Directions for this task: Identify each line below containing the string "transmitted" and copy it.

Records shown:
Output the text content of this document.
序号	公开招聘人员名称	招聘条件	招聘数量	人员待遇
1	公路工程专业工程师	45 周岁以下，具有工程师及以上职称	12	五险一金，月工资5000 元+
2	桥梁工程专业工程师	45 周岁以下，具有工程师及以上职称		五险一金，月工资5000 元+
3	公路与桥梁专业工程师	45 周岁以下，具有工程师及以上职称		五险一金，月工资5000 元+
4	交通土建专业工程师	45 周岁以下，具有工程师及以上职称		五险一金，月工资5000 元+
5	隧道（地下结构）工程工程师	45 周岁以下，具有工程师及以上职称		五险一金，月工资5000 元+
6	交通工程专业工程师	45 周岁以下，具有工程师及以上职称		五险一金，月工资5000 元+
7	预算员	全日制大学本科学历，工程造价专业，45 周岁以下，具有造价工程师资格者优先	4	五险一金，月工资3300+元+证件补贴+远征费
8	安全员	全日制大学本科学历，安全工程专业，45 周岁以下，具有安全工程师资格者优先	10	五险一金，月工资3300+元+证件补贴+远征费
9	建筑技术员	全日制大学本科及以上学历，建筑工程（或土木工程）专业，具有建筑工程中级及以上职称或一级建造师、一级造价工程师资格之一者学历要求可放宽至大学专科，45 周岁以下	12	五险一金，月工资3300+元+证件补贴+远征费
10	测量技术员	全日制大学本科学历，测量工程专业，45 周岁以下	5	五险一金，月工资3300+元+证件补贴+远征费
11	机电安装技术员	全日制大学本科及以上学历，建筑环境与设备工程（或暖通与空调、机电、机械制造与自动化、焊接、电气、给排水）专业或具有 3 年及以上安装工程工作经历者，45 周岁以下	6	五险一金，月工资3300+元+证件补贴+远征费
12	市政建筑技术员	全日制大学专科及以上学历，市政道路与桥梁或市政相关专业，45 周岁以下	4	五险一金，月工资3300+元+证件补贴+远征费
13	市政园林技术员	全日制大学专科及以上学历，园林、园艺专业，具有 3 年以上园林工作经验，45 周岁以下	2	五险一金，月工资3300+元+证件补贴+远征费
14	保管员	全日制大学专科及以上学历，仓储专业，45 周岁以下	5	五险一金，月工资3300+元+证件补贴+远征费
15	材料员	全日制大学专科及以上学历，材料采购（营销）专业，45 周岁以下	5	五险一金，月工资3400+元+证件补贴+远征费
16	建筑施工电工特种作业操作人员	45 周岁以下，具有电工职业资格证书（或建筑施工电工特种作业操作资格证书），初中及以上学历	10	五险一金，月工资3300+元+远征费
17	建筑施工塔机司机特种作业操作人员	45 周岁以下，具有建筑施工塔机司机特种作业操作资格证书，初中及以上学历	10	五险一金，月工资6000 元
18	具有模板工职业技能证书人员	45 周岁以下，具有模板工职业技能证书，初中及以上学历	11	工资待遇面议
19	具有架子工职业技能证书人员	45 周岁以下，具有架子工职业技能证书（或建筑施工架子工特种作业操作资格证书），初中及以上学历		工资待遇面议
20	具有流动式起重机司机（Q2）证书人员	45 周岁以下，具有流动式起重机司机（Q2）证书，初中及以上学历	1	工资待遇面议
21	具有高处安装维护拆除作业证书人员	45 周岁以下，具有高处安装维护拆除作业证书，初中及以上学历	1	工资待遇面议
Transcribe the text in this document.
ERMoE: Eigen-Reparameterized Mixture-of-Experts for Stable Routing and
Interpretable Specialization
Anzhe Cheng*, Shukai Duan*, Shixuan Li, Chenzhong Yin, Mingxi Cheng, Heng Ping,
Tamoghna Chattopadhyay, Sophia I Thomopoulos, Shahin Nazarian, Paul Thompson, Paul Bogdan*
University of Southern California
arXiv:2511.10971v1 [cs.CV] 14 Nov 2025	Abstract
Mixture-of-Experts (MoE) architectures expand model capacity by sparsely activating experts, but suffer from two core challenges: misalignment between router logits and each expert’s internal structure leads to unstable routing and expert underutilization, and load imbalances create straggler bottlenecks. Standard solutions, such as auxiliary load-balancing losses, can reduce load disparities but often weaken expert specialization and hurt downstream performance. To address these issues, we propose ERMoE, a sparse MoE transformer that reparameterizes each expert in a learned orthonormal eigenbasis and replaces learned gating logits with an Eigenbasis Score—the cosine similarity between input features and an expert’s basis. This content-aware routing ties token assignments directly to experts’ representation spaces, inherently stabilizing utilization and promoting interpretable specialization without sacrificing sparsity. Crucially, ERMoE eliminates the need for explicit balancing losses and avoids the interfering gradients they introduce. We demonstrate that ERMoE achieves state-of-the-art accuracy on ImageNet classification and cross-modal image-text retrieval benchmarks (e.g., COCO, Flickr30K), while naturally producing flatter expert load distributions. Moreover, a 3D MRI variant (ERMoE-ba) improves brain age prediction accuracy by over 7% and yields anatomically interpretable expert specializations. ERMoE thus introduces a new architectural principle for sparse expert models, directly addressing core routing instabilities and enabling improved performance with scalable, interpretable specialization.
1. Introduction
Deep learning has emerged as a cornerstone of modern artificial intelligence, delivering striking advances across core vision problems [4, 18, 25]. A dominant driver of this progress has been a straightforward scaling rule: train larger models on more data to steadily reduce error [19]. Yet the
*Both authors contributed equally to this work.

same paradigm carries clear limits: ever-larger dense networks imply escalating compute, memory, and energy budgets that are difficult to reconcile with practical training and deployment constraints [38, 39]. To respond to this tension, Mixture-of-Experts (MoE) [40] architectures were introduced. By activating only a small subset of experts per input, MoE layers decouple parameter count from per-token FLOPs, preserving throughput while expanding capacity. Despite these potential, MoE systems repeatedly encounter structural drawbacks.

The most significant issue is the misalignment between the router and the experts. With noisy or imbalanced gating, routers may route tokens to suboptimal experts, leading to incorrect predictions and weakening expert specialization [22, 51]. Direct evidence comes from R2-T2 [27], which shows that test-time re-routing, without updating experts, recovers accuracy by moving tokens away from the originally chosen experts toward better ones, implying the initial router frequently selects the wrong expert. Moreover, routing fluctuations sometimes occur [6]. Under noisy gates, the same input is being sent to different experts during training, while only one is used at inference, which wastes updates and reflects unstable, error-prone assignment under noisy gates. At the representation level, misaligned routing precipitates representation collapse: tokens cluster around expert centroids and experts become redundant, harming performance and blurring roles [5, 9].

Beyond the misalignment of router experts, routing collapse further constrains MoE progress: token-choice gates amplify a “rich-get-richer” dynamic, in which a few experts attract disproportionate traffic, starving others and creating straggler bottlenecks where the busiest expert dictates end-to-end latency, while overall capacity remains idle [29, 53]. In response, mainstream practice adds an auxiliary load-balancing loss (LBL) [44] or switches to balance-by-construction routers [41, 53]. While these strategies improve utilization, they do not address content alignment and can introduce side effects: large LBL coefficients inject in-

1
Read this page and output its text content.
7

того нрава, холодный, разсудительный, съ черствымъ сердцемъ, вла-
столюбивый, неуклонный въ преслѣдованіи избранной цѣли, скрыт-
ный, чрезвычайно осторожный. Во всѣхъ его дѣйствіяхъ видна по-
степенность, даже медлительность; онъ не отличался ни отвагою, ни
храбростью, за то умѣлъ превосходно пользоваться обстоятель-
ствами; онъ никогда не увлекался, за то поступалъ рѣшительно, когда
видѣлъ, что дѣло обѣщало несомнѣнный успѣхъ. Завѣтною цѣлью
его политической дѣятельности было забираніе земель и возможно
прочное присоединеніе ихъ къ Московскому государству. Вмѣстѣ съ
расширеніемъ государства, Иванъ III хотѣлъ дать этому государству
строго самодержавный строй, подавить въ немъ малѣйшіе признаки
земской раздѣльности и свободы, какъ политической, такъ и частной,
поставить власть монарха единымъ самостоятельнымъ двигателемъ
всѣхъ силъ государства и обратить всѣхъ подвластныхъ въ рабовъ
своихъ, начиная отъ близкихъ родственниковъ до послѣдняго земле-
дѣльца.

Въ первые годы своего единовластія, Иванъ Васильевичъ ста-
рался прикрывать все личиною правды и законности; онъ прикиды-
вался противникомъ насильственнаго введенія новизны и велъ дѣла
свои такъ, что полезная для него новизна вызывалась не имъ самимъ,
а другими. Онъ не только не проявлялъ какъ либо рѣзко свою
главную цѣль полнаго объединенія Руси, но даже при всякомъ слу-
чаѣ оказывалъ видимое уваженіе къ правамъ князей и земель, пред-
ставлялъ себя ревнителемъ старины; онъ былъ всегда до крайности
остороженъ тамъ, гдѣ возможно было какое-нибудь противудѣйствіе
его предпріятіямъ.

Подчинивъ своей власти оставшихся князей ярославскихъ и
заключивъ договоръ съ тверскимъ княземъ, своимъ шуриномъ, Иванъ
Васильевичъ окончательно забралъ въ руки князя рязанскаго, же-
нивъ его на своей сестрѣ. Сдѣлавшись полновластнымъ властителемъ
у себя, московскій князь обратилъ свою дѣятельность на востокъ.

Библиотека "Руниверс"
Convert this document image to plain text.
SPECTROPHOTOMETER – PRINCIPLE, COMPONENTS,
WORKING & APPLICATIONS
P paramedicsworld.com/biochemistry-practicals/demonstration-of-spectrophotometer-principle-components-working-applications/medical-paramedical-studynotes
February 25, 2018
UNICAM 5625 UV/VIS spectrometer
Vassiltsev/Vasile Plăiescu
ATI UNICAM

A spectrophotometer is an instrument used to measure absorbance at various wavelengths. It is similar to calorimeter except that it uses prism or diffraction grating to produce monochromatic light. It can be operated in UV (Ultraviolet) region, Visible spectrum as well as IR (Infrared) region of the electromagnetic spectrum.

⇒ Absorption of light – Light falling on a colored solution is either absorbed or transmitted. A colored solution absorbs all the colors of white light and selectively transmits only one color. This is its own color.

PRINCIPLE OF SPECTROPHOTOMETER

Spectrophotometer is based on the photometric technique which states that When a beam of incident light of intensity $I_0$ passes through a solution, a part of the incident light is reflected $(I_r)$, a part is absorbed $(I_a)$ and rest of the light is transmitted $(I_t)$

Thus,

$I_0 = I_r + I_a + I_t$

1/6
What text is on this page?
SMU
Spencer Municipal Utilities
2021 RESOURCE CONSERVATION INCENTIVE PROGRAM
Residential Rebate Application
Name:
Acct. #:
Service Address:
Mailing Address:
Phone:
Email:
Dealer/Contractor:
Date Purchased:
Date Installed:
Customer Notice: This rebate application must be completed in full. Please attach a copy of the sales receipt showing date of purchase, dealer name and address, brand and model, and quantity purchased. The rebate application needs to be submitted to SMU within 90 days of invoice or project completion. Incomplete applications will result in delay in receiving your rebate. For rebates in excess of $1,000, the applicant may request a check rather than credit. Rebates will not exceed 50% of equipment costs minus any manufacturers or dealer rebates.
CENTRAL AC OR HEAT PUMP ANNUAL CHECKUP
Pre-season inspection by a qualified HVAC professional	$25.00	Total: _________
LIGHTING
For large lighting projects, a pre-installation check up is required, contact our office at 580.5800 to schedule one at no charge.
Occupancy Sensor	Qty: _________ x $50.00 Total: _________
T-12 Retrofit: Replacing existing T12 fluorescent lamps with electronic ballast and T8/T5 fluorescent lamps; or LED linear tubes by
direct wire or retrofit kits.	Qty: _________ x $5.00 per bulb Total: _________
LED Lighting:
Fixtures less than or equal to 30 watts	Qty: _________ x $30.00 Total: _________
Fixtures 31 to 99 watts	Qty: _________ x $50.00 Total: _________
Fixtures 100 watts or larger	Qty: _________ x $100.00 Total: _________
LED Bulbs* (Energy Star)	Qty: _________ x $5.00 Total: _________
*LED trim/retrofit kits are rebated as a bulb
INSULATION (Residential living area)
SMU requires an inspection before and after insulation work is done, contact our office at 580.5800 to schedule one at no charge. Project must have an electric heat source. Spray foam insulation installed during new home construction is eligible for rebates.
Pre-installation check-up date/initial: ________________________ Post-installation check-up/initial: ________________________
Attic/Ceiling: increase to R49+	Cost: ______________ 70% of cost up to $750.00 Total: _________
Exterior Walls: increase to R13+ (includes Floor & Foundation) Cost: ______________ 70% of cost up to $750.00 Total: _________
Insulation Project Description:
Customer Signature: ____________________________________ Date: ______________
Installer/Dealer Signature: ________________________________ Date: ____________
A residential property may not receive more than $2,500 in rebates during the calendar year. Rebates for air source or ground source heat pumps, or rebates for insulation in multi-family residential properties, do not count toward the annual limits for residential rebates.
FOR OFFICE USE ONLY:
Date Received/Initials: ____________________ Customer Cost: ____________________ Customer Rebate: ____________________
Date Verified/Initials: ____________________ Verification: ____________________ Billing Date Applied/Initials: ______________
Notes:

Answer to this exercise:
⇒ Absorption of light – Light falling on a colored solution is either absorbed or transmitted. A colored solution absorbs all the colors of white light and selectively transmits only one color. This is its own color.
Spectrophotometer is based on the photometric technique which states that When a beam of incident light of intensity $I_0$ passes through a solution, a part of the incident light is reflected $(I_r)$, a part is absorbed $(I_a)$ and rest of the light is transmitted $(I_t)$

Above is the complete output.